---- MATERIAL FOR THIS TASK
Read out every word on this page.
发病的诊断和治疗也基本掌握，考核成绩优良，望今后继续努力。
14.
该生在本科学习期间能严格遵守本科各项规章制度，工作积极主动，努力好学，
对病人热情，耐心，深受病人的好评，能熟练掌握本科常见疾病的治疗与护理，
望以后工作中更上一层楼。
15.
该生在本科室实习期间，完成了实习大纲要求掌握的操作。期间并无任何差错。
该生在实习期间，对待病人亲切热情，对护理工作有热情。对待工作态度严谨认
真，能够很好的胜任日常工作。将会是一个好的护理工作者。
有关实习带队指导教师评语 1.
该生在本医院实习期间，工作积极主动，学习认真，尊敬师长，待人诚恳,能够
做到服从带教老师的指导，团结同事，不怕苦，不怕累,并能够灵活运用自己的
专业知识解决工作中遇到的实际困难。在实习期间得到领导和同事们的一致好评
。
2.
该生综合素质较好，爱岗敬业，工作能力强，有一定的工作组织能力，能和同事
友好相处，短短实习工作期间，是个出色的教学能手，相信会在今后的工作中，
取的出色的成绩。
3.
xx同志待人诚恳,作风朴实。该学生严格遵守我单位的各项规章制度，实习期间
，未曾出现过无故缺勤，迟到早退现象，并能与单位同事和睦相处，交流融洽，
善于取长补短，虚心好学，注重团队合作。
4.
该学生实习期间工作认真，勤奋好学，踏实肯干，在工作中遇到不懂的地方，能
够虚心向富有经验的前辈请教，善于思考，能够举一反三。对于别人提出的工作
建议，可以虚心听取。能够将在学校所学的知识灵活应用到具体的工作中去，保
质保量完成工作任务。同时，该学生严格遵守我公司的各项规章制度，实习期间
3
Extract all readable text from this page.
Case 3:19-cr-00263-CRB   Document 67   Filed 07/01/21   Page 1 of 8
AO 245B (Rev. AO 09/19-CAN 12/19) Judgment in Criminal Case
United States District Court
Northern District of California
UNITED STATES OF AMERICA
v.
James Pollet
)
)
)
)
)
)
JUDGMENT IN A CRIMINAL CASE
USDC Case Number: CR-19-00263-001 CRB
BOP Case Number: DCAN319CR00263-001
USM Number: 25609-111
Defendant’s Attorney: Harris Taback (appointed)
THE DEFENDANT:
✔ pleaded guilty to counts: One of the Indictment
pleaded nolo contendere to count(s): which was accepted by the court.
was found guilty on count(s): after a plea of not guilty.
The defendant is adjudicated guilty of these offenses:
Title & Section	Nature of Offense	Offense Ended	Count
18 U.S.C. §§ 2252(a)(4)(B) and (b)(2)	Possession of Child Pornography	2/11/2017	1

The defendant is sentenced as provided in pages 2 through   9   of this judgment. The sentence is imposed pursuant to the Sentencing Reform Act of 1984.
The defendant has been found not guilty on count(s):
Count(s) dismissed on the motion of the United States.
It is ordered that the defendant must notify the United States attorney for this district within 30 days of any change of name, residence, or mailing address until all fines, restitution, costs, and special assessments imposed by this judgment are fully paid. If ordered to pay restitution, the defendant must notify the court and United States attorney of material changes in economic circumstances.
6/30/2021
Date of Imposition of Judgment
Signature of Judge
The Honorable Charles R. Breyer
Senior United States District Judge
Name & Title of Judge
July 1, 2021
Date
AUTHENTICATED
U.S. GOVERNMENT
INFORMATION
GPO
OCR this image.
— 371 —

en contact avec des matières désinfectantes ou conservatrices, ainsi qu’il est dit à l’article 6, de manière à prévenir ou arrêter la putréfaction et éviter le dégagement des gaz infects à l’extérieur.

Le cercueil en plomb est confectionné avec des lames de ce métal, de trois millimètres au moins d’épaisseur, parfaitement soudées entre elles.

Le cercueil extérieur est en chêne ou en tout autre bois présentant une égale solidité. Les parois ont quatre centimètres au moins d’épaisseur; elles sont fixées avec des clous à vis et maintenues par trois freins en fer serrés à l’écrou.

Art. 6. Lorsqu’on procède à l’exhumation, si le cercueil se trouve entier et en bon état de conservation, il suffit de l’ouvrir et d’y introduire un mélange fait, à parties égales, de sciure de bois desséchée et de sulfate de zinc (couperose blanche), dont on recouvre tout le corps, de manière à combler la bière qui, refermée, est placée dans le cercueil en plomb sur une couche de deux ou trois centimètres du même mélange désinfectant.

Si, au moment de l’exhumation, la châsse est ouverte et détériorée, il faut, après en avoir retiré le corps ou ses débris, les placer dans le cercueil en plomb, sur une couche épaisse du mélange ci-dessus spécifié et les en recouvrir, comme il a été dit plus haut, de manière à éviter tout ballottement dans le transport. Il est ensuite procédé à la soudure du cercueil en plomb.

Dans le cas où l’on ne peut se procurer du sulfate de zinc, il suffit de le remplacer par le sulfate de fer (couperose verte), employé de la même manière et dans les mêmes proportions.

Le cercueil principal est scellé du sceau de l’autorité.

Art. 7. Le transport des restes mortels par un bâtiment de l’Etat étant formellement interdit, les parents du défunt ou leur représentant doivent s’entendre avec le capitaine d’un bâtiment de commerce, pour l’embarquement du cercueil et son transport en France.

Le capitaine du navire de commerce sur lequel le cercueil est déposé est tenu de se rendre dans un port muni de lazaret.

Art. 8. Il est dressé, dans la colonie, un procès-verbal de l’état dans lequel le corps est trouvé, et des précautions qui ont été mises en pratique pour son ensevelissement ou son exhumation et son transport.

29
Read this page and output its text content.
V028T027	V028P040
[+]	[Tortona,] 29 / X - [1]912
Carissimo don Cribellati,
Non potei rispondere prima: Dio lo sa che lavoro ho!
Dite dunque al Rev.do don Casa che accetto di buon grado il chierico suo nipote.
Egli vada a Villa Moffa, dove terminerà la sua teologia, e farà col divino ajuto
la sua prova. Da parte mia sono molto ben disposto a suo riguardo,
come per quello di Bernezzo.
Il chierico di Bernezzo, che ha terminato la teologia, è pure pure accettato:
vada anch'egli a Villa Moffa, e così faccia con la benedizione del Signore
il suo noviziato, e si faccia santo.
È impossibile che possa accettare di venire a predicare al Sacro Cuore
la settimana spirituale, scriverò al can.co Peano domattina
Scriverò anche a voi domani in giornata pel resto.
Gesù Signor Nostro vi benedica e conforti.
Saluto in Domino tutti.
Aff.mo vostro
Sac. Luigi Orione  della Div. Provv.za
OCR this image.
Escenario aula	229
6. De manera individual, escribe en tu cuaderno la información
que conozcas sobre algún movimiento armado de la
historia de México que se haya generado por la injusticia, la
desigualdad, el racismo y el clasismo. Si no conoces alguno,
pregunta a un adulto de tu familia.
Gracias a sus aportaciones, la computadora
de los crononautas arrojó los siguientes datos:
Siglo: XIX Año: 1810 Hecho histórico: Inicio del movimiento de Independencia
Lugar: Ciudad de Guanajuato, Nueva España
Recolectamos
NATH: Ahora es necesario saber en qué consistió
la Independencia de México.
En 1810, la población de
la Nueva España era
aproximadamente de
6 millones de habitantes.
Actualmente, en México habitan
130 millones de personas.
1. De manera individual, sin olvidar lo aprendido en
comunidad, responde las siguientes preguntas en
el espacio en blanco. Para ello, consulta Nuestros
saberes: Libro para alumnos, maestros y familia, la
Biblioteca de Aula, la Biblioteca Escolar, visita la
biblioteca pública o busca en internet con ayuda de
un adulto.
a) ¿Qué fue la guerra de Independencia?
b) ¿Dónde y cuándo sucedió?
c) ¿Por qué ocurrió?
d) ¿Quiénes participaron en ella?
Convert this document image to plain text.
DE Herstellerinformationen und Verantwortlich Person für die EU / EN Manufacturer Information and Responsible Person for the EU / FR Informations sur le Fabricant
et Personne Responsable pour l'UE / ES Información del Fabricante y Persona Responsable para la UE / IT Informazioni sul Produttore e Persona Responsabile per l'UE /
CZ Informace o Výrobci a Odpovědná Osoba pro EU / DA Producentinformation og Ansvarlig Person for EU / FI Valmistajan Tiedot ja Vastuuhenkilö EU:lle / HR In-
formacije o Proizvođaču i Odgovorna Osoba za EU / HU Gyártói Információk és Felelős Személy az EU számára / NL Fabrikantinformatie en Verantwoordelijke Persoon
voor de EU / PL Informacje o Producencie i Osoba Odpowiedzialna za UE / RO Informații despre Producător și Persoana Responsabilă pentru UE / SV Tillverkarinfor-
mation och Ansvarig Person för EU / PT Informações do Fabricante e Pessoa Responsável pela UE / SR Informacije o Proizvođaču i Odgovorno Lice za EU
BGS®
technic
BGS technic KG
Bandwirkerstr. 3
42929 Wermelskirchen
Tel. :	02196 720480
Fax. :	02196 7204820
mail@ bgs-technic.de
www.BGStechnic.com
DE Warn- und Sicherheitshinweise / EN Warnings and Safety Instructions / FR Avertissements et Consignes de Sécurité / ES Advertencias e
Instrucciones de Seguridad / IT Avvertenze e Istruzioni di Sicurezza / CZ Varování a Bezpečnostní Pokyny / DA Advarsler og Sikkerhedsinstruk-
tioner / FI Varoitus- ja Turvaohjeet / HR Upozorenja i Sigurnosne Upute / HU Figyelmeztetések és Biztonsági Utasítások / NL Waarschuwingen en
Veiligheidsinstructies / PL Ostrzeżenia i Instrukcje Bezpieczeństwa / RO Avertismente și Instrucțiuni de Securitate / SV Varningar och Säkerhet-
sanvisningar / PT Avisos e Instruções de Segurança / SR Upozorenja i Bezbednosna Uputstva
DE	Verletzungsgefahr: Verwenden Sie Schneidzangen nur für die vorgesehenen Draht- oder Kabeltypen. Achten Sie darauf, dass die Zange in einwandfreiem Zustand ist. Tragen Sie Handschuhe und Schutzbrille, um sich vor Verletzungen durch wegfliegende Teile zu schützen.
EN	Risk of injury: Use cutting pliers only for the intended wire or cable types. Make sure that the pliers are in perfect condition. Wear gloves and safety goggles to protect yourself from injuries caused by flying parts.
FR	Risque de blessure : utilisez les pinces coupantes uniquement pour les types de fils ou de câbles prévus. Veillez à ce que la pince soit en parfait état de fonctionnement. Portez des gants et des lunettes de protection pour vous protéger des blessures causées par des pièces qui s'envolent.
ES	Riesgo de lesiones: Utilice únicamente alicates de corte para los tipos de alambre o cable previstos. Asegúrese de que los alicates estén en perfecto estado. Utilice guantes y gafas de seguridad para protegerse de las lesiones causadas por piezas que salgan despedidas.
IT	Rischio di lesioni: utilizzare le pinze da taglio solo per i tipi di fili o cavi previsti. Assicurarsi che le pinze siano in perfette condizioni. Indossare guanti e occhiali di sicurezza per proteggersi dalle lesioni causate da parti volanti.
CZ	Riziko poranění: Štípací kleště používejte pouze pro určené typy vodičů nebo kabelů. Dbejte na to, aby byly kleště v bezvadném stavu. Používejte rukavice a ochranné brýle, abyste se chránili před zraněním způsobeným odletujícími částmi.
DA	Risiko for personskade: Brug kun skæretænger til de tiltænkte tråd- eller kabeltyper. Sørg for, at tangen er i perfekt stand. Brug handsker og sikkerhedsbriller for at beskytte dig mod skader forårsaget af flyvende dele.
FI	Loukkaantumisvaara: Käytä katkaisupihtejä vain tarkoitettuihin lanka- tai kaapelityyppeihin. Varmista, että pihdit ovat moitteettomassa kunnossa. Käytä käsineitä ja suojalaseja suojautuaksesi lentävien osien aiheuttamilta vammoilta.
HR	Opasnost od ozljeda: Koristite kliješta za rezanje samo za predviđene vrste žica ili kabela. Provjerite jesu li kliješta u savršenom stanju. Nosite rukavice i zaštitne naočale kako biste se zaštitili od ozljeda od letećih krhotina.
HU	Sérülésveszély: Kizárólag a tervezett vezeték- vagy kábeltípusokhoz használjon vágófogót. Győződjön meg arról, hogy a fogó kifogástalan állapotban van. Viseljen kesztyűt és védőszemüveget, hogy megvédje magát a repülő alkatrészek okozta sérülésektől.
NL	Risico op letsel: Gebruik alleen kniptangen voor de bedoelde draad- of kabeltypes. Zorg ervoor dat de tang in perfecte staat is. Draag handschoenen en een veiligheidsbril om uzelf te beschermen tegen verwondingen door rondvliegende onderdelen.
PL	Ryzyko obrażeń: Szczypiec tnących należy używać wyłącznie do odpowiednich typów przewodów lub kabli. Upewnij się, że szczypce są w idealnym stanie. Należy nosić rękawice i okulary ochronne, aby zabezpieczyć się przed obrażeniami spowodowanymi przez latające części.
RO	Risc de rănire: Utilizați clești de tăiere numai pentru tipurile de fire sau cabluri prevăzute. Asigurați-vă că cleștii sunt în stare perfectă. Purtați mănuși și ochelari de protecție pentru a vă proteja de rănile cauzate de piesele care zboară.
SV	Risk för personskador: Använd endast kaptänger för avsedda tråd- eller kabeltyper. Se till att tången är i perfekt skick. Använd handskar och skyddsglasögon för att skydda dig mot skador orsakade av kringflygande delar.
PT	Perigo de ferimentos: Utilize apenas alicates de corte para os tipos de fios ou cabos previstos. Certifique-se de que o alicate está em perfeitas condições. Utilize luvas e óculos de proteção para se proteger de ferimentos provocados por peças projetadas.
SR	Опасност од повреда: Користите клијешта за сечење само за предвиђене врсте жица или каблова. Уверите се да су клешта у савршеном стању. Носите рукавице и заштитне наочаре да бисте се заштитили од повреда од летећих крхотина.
--------
* _TASK OBJECTIVE_
Extract all lines from the material above that include the word "Bernezzo".

* _COMPLETE RESPONSE_
come per quello di Bernezzo.
Il chierico di Bernezzo, che ha terminato la teologia, è pure pure accettato:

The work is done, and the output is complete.